## Data provided
▶
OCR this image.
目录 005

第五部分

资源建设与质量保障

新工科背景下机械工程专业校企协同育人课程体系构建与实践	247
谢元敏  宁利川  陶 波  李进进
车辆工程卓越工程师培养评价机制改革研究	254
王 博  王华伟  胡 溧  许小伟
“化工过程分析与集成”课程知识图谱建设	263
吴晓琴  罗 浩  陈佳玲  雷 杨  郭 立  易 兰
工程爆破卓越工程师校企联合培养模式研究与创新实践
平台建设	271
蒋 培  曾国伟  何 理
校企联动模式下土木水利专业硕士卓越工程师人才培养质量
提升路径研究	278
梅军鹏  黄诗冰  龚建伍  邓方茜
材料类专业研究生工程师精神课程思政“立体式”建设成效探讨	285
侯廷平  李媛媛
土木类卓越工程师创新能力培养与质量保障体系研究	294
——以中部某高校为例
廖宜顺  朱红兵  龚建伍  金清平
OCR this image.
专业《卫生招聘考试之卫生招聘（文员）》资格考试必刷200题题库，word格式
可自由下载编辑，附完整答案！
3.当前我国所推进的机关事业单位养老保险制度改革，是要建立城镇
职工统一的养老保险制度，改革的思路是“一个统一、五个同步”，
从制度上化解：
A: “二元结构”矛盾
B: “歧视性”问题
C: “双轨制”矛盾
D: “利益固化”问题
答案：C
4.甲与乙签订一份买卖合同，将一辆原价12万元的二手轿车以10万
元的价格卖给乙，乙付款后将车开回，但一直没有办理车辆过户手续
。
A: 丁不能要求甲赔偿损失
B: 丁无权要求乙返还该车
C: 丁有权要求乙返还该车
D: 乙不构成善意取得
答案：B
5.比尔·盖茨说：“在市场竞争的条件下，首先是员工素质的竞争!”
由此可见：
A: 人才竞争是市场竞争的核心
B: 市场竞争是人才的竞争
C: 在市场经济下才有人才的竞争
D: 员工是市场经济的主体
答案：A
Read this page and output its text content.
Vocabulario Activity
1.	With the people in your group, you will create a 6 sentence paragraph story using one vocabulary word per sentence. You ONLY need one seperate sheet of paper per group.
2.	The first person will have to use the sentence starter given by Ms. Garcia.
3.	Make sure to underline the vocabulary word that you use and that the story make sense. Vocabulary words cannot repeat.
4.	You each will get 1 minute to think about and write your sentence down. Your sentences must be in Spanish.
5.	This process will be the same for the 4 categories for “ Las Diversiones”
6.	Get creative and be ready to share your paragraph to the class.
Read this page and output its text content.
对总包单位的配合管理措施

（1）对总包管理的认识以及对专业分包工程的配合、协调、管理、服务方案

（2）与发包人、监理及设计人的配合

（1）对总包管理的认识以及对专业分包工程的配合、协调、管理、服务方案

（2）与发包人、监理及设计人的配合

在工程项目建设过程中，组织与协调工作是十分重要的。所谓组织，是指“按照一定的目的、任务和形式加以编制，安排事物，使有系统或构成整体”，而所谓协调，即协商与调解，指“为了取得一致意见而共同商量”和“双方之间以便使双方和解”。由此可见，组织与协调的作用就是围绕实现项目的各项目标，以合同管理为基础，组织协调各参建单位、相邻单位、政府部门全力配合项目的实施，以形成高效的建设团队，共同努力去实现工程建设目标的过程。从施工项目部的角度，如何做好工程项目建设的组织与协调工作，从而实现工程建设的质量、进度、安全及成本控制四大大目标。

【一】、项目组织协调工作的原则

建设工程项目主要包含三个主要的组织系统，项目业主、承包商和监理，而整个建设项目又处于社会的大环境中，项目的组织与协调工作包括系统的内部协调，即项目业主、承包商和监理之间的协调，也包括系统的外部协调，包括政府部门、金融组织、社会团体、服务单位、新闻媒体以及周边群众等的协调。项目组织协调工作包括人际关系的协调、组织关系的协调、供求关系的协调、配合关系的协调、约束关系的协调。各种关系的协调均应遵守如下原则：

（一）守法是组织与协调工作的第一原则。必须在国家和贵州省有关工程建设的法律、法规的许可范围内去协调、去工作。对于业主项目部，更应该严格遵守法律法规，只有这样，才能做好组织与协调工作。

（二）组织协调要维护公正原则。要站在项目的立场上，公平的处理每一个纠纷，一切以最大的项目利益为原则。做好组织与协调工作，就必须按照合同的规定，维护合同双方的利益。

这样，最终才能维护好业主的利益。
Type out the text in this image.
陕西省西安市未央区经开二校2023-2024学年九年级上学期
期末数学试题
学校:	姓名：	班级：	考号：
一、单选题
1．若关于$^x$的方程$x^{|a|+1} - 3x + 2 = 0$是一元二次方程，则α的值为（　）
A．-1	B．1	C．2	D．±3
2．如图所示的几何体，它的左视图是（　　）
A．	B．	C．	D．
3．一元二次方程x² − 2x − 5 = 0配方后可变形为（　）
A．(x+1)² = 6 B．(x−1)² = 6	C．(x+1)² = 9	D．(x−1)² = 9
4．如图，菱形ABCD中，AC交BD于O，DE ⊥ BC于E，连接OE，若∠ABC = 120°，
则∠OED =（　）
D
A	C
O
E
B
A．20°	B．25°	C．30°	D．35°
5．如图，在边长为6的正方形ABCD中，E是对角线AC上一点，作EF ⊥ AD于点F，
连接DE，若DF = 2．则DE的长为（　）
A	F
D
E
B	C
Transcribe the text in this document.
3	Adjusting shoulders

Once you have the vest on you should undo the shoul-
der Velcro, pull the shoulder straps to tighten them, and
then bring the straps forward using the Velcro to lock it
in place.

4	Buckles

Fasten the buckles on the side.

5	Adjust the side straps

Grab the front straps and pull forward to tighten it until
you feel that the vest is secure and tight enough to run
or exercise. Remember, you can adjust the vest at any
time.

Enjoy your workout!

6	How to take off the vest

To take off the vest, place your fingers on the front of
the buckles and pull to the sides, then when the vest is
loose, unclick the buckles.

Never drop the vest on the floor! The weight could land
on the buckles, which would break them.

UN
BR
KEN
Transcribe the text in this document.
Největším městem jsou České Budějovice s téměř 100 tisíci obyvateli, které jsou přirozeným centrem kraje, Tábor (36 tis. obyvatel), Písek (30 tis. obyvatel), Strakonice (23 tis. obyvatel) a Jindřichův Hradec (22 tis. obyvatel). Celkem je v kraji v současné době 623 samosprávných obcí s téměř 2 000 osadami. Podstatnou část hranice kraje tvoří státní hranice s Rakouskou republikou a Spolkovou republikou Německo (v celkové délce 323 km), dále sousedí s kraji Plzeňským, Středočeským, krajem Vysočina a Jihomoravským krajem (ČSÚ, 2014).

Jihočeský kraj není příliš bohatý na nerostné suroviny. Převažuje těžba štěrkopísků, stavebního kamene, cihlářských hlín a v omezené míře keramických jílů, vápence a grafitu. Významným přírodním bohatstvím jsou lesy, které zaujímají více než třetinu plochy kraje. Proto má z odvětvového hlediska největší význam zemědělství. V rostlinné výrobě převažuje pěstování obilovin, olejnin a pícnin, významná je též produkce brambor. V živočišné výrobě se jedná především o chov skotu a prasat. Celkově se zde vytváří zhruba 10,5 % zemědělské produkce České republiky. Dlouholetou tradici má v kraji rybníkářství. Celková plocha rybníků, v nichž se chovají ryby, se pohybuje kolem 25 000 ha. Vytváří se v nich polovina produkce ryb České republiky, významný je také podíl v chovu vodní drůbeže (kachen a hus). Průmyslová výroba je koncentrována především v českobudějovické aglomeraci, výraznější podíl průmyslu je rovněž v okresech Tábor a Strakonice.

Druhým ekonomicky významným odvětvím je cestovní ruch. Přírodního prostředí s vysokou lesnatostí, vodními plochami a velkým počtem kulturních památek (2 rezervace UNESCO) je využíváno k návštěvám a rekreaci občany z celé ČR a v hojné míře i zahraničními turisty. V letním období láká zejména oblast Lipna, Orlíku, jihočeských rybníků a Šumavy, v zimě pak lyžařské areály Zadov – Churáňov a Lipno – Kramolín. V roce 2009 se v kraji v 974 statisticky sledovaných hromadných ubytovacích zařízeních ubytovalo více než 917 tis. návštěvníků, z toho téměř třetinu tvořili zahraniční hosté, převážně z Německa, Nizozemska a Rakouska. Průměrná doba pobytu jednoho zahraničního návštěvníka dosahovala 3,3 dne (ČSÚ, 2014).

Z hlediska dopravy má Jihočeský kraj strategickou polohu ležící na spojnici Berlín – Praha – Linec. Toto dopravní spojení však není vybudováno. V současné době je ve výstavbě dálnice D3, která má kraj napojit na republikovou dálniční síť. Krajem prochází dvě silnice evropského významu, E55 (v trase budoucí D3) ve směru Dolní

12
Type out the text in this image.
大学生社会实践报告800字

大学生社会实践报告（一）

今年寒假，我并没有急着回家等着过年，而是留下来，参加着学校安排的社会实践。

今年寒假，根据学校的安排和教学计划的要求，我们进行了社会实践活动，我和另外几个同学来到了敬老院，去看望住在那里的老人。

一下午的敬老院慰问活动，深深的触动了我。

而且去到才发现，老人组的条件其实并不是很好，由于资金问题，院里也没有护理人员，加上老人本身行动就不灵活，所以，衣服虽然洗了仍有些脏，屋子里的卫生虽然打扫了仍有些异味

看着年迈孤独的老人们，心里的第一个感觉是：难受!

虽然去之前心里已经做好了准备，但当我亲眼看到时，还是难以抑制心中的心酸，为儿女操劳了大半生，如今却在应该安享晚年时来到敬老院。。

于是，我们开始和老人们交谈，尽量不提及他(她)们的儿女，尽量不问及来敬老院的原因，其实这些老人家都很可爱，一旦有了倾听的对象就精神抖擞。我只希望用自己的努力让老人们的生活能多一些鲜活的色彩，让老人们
◀
## Work to be completed
Only lines with the word "story" are wanted, so copy each one from the records.

## Response to this exercise
1.	With the people in your group, you will create a 6 sentence paragraph story using one vocabulary word per sentence. You ONLY need one seperate sheet of paper per group.
3.	Make sure to underline the vocabulary word that you use and that the story make sense. Vocabulary words cannot repeat.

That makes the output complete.